[Dataset records]
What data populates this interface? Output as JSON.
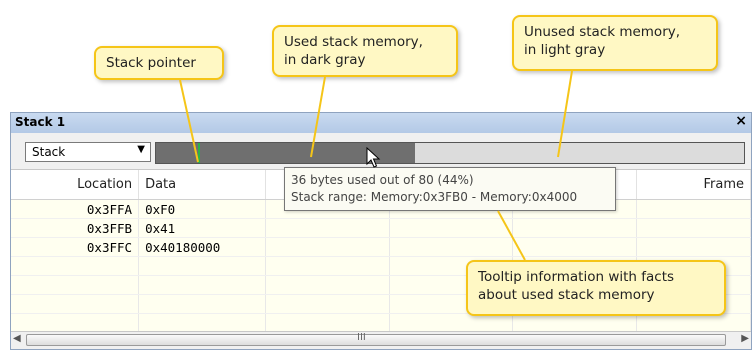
{
  "callouts": {
    "stack_pointer": "Stack pointer",
    "used_memory": [
      "Used stack memory,",
      "in dark gray"
    ],
    "unused_memory": [
      "Unused stack memory,",
      "in light gray"
    ],
    "tooltip_info": [
      "Tooltip information with facts",
      "about used stack memory"
    ]
  },
  "window": {
    "title": "Stack 1",
    "close_label": "×"
  },
  "toolbar": {
    "dropdown_value": "Stack",
    "stack_used_fraction": 0.44
  },
  "tooltip": {
    "line1": "36 bytes used out of 80 (44%)",
    "line2": "Stack range: Memory:0x3FB0 - Memory:0x4000"
  },
  "table": {
    "headers": [
      "Location",
      "Data",
      "",
      "",
      "",
      "Frame"
    ],
    "rows": [
      {
        "location": "0x3FFA",
        "data": "0xF0"
      },
      {
        "location": "0x3FFB",
        "data": "0x41"
      },
      {
        "location": "0x3FFC",
        "data": "0x40180000"
      }
    ]
  },
  "scrollbar": {
    "grip_label": "III"
  },
  "colors": {
    "callout_bg": "#fff8c4",
    "callout_border": "#f5c518",
    "used_bar": "#6f6f6f",
    "unused_bar": "#dcdcdc",
    "stack_pointer_line": "#2bb24a",
    "highlight_cell": "#22e022"
  }
}
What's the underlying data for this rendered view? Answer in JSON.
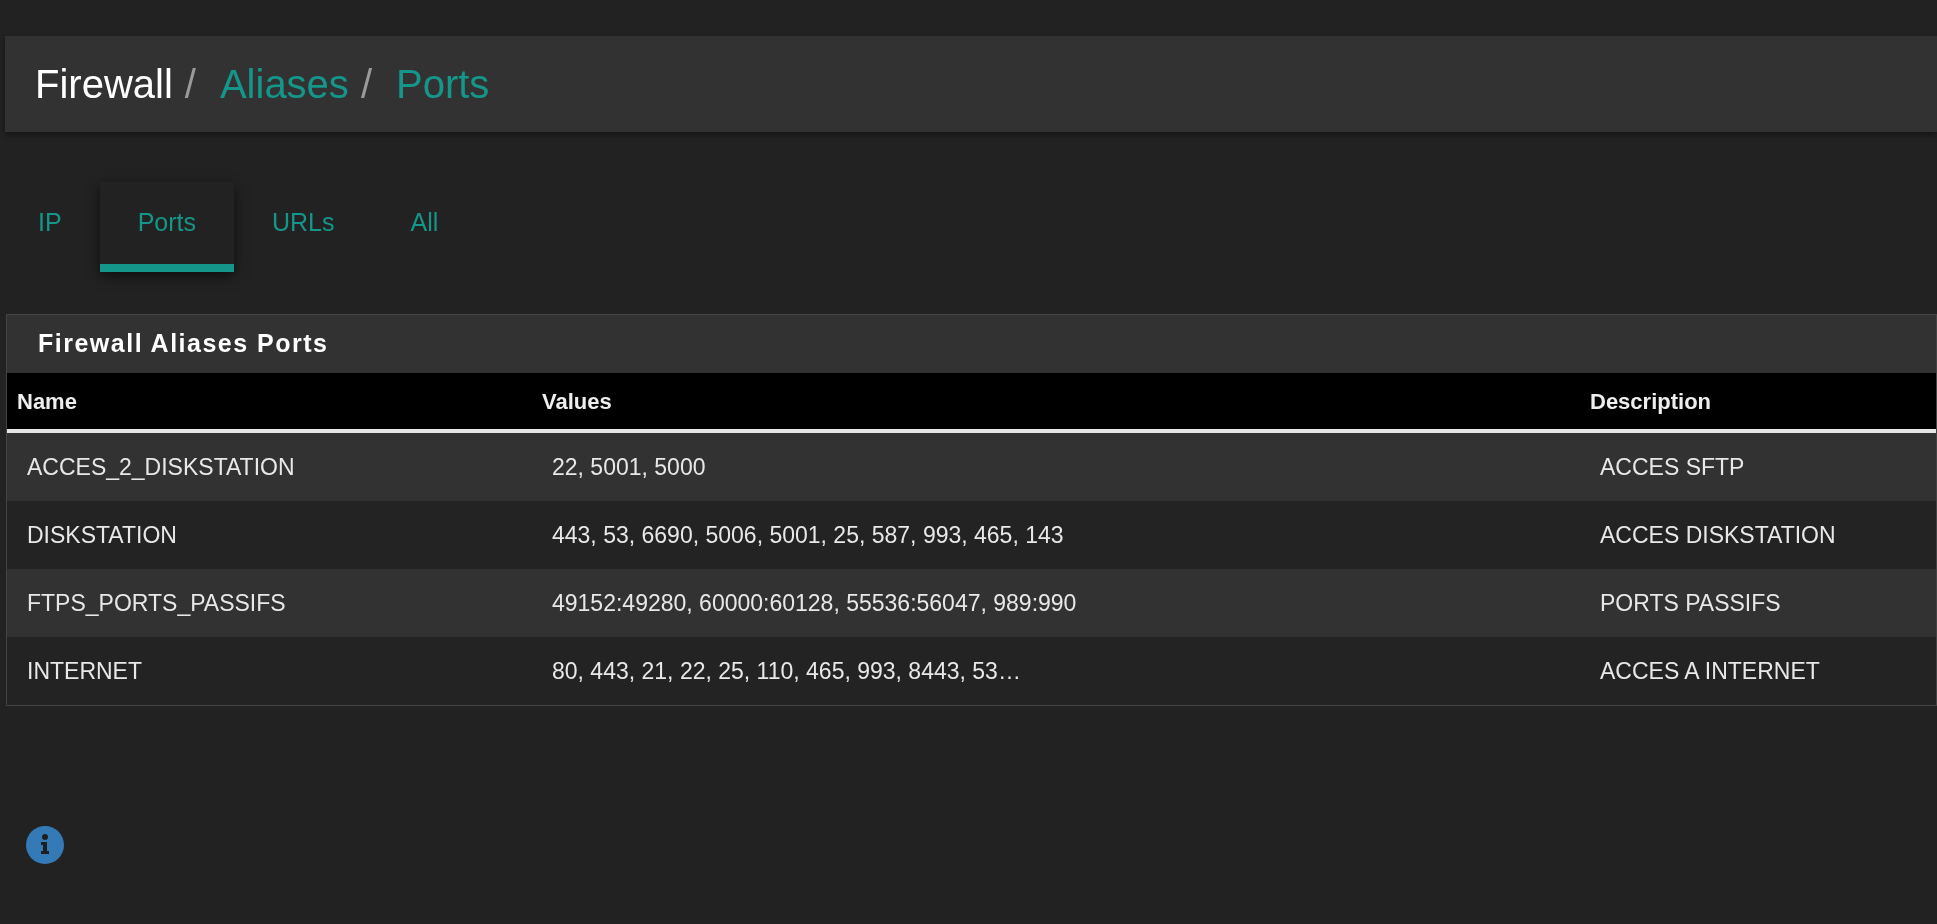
{
  "breadcrumb": [
    {
      "label": "Firewall",
      "kind": "root"
    },
    {
      "label": "Aliases",
      "kind": "link"
    },
    {
      "label": "Ports",
      "kind": "link"
    }
  ],
  "separator": "/",
  "tabs": [
    {
      "label": "IP",
      "selected": false
    },
    {
      "label": "Ports",
      "selected": true
    },
    {
      "label": "URLs",
      "selected": false
    },
    {
      "label": "All",
      "selected": false
    }
  ],
  "panel": {
    "title": "Firewall Aliases Ports",
    "columns": [
      "Name",
      "Values",
      "Description"
    ],
    "rows": [
      [
        "ACCES_2_DISKSTATION",
        "22, 5001, 5000",
        "ACCES SFTP"
      ],
      [
        "DISKSTATION",
        "443, 53, 6690, 5006, 5001, 25, 587, 993, 465, 143",
        "ACCES DISKSTATION"
      ],
      [
        "FTPS_PORTS_PASSIFS",
        "49152:49280, 60000:60128, 55536:56047, 989:990",
        "PORTS PASSIFS"
      ],
      [
        "INTERNET",
        "80, 443, 21, 22, 25, 110, 465, 993, 8443, 53…",
        "ACCES A INTERNET"
      ]
    ]
  }
}
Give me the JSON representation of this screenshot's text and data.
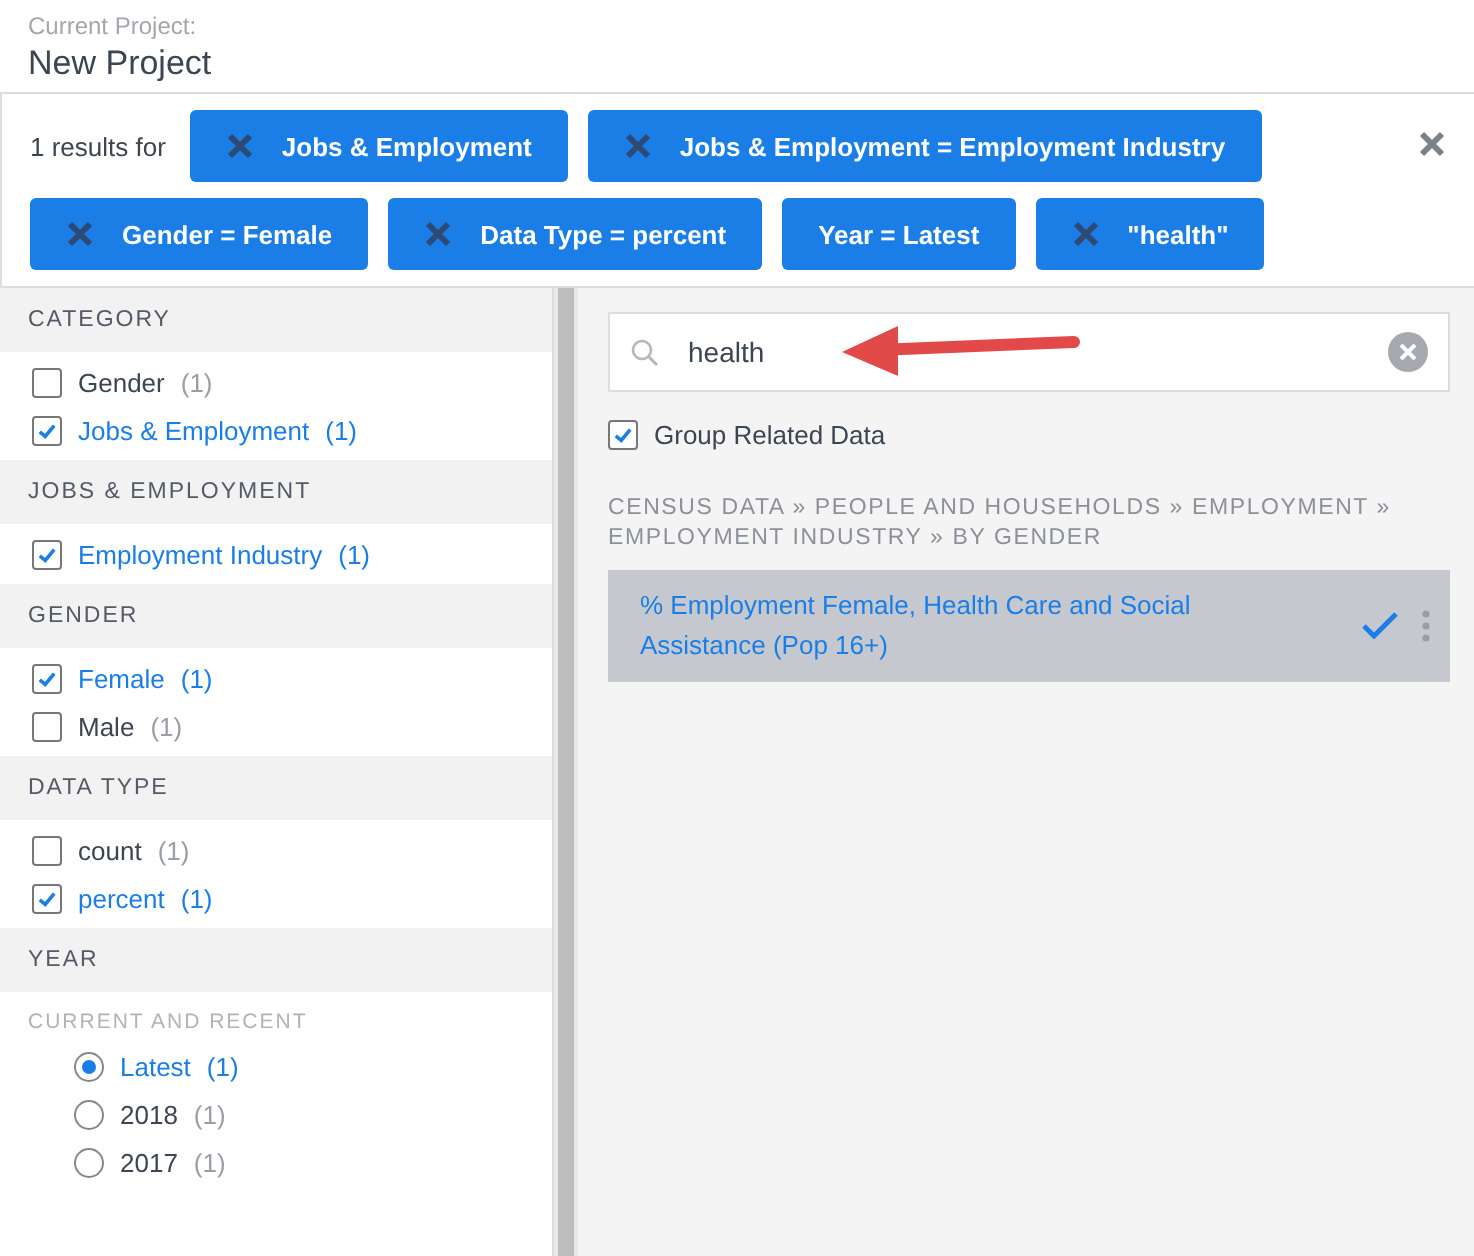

- _Job_: Select every line in the material above where the string "Aliases" occurs, and copy it.

- _Solved problem_:
      "label": "Aliases",
    "title": "Firewall Aliases Ports",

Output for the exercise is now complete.